Collection entries
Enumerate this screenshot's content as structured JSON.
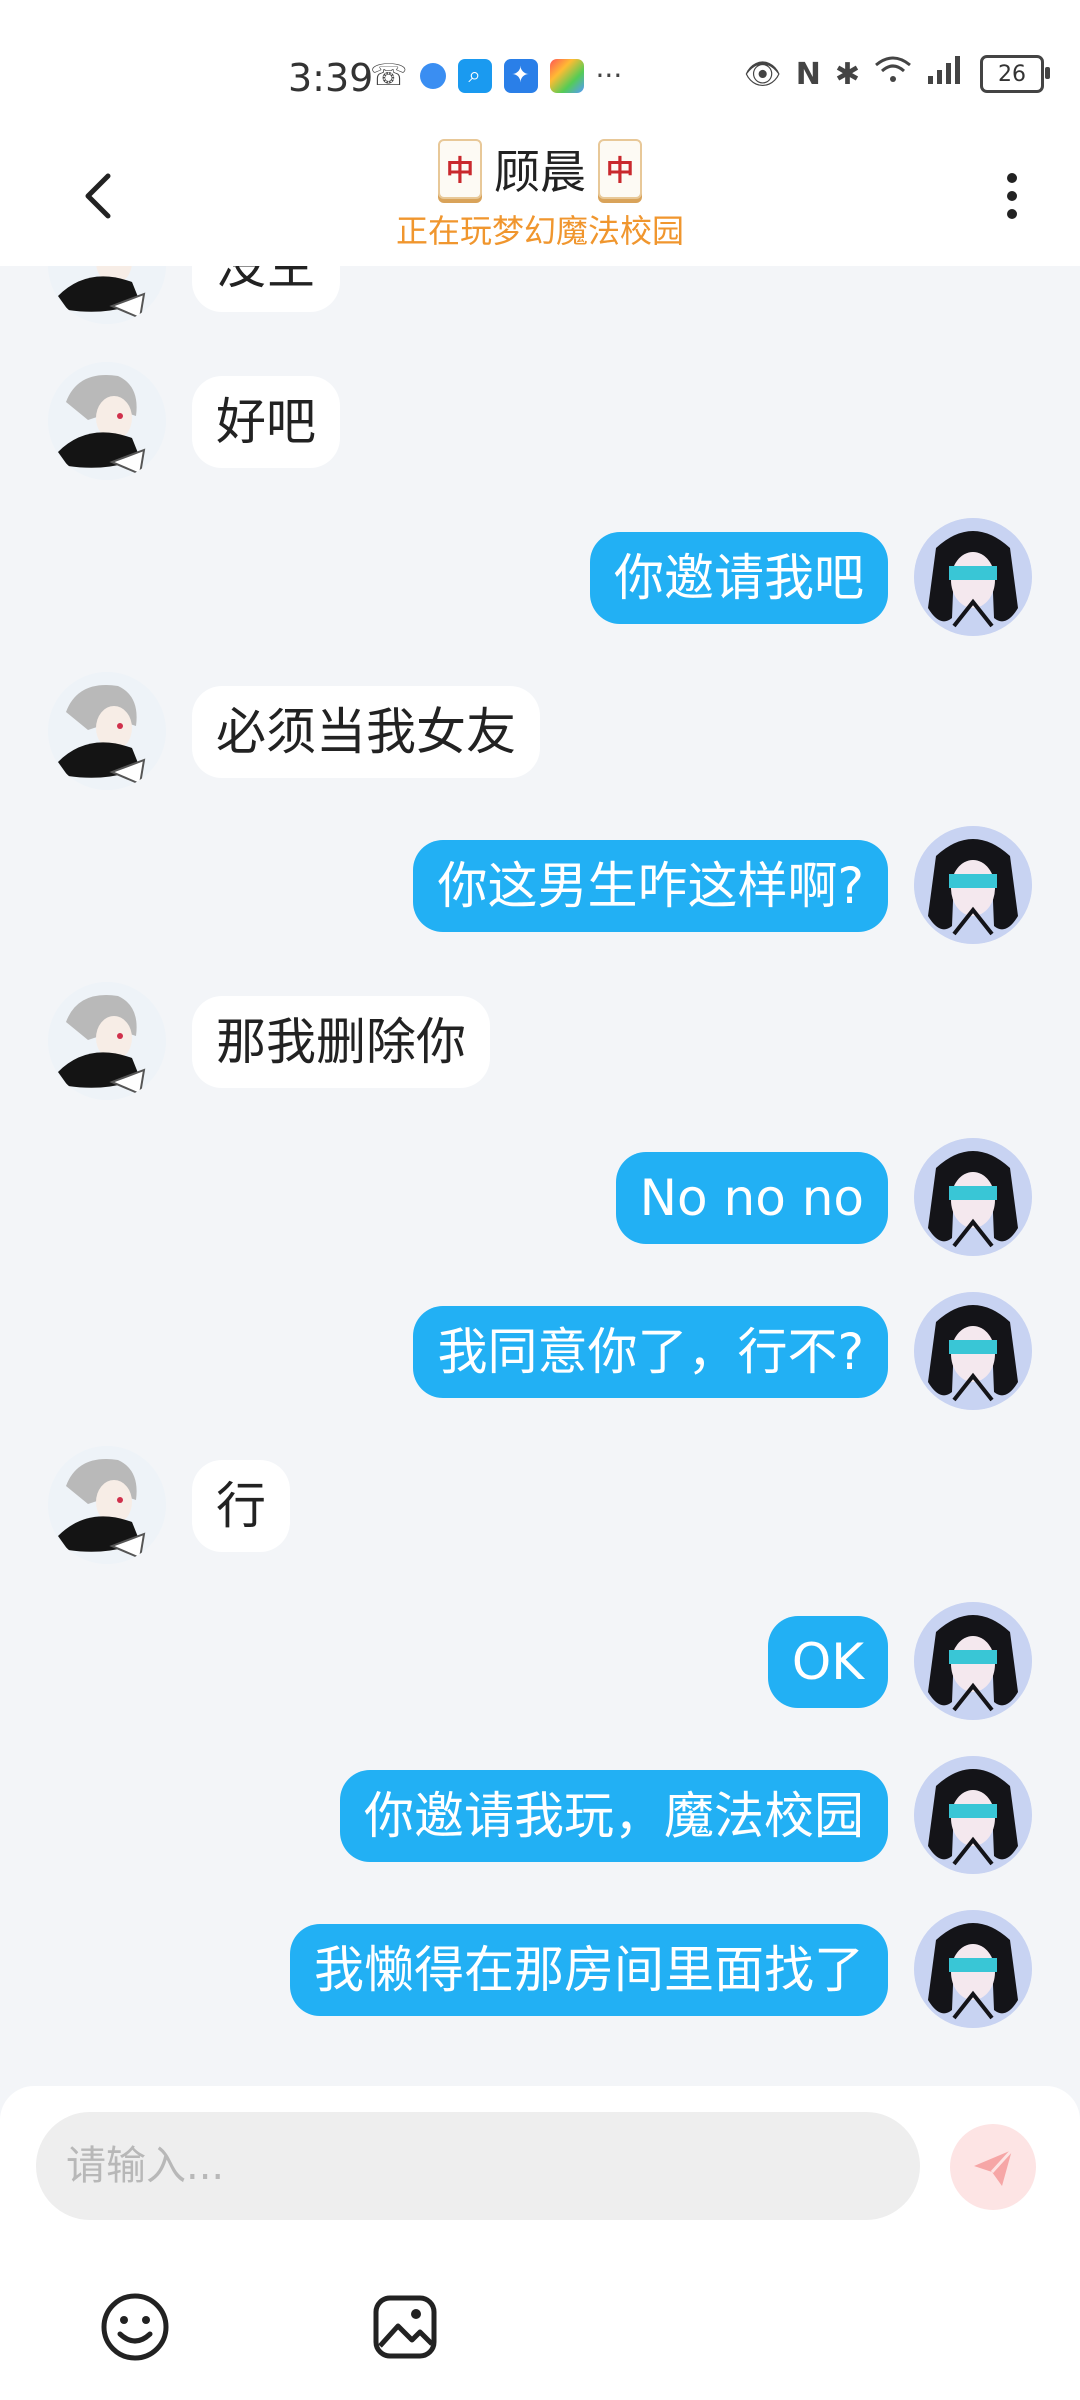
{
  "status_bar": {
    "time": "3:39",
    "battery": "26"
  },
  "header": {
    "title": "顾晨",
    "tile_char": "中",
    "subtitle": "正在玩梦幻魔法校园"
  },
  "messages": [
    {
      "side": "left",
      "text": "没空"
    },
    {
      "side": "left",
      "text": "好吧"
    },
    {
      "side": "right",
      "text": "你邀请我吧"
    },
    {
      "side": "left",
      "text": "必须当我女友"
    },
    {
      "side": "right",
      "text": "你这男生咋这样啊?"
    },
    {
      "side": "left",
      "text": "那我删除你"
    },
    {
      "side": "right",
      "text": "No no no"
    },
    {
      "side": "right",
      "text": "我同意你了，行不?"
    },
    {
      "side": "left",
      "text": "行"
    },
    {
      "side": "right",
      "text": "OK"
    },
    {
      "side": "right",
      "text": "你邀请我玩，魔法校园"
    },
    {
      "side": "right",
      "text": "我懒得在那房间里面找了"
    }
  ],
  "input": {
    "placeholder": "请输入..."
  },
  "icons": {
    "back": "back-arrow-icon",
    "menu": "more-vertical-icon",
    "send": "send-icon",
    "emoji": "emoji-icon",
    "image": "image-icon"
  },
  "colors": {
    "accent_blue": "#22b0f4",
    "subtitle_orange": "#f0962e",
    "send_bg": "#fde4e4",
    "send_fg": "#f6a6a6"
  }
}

---

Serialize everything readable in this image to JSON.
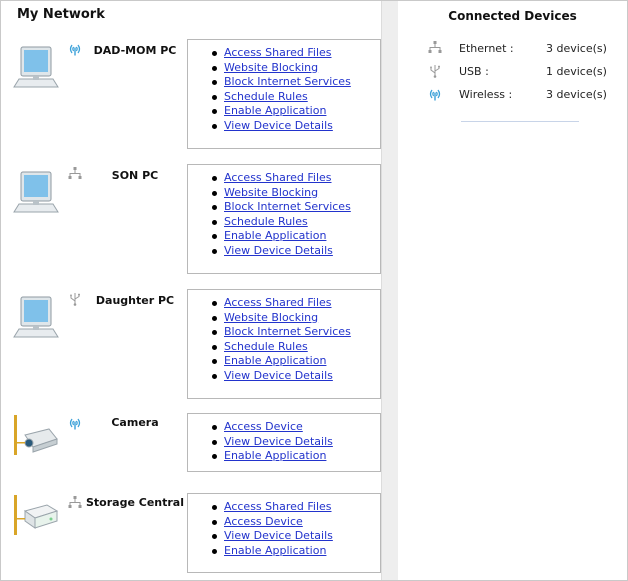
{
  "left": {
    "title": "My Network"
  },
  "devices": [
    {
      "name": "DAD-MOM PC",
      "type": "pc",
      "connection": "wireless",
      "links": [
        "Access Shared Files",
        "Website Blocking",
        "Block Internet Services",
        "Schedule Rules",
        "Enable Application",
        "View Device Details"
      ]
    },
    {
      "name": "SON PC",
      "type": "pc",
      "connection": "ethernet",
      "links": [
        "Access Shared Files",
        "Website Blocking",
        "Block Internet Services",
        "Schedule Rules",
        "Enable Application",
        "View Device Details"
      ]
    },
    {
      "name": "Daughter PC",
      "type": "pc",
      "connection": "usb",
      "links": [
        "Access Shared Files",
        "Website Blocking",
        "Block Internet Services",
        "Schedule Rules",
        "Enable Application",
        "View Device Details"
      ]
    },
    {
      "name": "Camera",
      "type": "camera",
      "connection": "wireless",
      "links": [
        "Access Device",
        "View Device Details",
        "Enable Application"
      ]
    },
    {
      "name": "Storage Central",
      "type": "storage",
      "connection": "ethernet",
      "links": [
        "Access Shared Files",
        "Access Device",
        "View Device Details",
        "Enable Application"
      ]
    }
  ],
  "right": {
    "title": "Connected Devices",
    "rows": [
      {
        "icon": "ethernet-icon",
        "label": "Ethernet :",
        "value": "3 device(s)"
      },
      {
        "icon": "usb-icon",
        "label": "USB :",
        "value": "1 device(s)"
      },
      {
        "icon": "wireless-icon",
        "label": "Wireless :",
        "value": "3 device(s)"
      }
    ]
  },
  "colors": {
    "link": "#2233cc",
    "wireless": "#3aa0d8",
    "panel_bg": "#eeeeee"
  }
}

==

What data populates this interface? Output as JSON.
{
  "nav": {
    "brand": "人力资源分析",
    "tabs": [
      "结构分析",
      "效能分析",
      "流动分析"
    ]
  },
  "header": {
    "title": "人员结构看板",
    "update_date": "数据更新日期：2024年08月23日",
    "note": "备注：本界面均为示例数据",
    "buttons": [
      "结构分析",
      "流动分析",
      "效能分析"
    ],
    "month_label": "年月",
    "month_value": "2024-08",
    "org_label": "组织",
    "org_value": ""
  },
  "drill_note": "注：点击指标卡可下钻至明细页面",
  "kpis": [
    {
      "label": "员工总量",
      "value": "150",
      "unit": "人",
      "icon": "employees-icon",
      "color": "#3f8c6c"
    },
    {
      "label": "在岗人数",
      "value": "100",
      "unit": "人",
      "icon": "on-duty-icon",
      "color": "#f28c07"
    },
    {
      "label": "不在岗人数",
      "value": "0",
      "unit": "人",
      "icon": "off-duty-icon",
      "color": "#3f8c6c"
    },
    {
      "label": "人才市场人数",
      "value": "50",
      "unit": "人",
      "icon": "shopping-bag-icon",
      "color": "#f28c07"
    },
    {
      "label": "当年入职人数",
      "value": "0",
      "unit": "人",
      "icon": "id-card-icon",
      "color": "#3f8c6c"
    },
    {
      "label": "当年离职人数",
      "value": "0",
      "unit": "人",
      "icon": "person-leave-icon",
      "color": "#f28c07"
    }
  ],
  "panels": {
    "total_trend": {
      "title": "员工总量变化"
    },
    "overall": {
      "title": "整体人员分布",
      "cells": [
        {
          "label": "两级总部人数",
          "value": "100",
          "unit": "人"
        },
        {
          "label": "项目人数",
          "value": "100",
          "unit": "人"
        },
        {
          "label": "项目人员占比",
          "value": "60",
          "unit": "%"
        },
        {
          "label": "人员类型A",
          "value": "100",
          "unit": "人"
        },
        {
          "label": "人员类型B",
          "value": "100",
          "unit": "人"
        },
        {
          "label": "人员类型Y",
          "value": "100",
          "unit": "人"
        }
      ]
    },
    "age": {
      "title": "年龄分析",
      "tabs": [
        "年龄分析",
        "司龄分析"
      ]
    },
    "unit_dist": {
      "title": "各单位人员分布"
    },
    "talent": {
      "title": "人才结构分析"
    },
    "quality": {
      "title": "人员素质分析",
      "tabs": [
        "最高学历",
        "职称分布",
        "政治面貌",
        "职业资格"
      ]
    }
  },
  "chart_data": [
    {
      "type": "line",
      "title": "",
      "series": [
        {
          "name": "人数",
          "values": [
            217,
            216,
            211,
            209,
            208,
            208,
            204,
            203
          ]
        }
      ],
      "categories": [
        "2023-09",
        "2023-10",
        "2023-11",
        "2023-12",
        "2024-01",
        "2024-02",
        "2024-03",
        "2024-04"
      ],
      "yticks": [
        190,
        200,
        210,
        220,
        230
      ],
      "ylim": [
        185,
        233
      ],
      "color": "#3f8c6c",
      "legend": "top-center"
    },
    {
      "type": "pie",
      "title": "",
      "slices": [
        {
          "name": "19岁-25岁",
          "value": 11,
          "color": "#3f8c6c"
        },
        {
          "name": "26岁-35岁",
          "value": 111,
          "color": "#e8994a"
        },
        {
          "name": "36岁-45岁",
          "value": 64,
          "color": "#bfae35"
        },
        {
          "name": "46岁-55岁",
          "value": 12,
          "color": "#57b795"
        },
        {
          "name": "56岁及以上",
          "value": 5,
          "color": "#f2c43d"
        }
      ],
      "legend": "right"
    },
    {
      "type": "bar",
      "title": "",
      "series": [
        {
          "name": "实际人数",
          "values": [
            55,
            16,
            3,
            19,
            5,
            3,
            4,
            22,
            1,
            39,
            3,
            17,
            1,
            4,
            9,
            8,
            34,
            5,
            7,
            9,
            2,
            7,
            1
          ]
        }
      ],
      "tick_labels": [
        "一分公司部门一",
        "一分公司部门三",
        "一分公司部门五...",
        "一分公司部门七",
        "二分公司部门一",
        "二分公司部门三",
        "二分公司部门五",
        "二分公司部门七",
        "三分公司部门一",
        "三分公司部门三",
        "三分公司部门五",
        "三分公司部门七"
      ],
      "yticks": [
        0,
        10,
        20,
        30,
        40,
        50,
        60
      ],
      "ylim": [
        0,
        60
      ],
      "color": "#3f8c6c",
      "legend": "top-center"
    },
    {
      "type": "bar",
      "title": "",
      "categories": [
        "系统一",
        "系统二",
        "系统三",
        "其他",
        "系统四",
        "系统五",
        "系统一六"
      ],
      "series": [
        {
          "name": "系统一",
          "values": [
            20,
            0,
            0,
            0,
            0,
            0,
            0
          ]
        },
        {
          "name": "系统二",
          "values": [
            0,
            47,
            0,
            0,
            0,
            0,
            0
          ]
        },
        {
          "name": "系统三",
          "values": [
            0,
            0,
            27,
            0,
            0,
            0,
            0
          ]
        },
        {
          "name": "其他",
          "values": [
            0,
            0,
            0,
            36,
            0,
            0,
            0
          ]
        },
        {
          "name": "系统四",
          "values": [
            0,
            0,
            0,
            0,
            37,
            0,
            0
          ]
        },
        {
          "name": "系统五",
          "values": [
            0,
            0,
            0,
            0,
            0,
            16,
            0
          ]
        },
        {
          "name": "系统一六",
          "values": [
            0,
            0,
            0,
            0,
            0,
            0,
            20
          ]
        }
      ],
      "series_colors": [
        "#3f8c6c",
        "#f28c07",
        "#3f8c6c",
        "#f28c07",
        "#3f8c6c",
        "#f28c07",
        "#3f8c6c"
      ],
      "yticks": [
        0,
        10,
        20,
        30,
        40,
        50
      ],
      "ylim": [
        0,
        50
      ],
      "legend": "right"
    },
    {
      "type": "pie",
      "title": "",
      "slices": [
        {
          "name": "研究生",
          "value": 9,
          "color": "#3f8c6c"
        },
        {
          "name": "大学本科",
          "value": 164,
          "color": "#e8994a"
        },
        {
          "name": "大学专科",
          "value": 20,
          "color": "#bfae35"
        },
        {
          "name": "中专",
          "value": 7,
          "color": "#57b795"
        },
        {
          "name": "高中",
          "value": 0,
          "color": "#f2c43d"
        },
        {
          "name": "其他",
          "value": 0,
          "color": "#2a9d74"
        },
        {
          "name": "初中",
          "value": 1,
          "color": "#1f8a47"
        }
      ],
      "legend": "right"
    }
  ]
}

• Work to be completed: In the material above, find each line that contains the word "image", and select it.

• Exercise solution:
    "image": "image-icon"
Serialize everything readable in this image to JSON.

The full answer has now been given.